Identify and pull out each line of the entries in which "fefta" occurs.

========

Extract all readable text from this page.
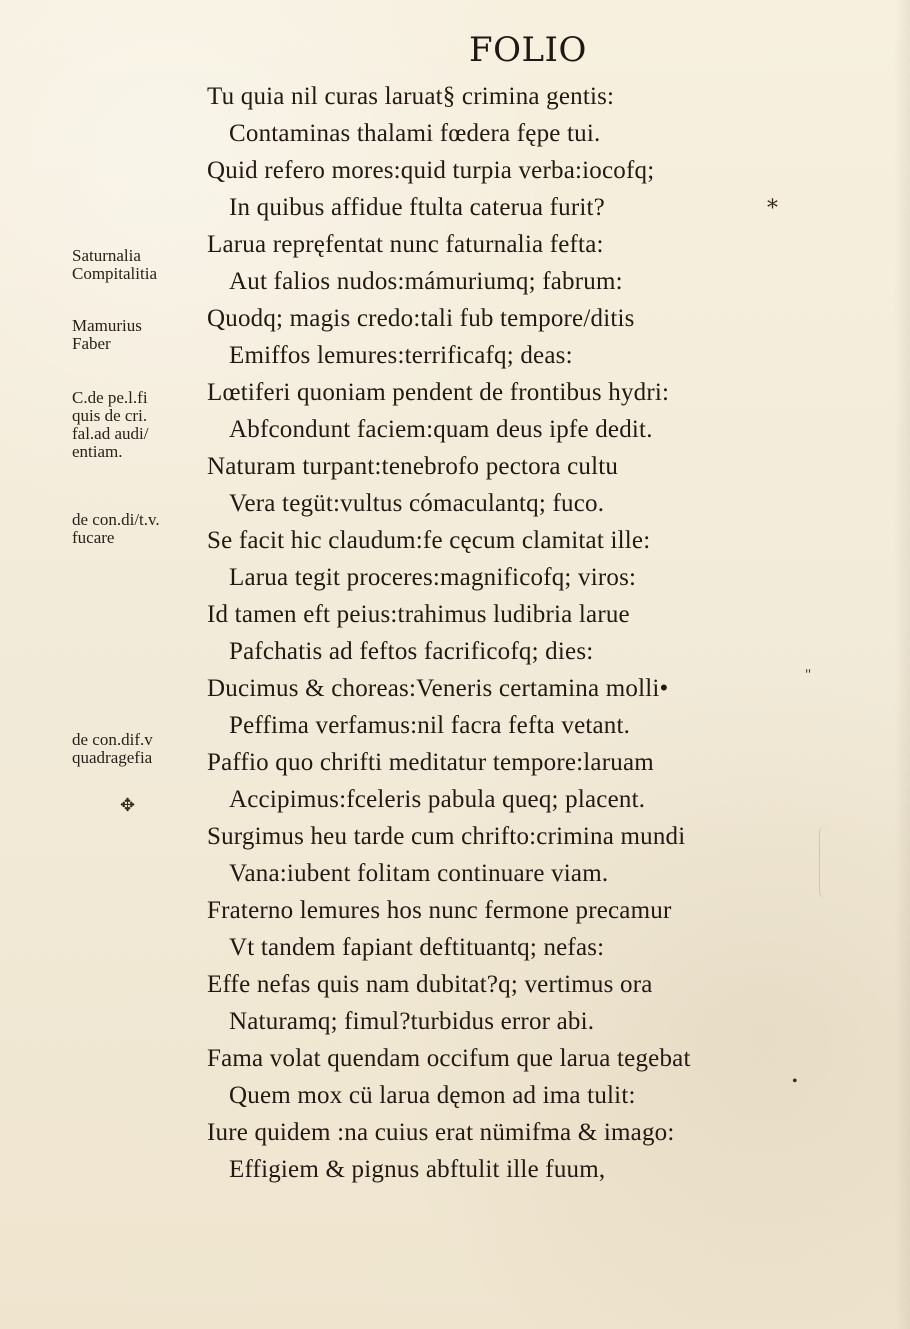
FOLIO
Saturnalia
Compitalitia
Mamurius
Faber
C.de pe.l.fi
quis de cri.
fal.ad audi/
entiam.
de con.di/t.v.
fucare
de con.dif.v
quadragefia
✥
⁎
•
"
Tu quia nil curas laruat§ crimina gentis:
Contaminas thalami fœdera fępe tui.
Quid refero mores:quid turpia verba:iocofq;
In quibus affidue ftulta caterua furit?
Larua repręfentat nunc faturnalia fefta:
Aut falios nudos:mámuriumq; fabrum:
Quodq; magis credo:tali fub tempore/ditis
Emiffos lemures:terrificafq; deas:
Lœtiferi quoniam pendent de frontibus hydri:
Abfcondunt faciem:quam deus ipfe dedit.
Naturam turpant:tenebrofo pectora cultu
Vera tegüt:vultus cómaculantq; fuco.
Se facit hic claudum:fe cęcum clamitat ille:
Larua tegit proceres:magnificofq; viros:
Id tamen eft peius:trahimus ludibria larue
Pafchatis ad feftos facrificofq; dies:
Ducimus & choreas:Veneris certamina molli•
Peffima verfamus:nil facra fefta vetant.
Paffio quo chrifti meditatur tempore:laruam
Accipimus:fceleris pabula queq; placent.
Surgimus heu tarde cum chrifto:crimina mundi
Vana:iubent folitam continuare viam.
Fraterno lemures hos nunc fermone precamur
Vt tandem fapiant deftituantq; nefas:
Effe nefas quis nam dubitat?q; vertimus ora
Naturamq; fimul?turbidus error abi.
Fama volat quendam occifum que larua tegebat
Quem mox cü larua dęmon ad ima tulit:
Iure quidem :na cuius erat nümifma & imago:
Effigiem & pignus abftulit ille fuum,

========

* [WRITTEN SOLUTION]
Larua repręfentat nunc faturnalia fefta:
Peffima verfamus:nil facra fefta vetant.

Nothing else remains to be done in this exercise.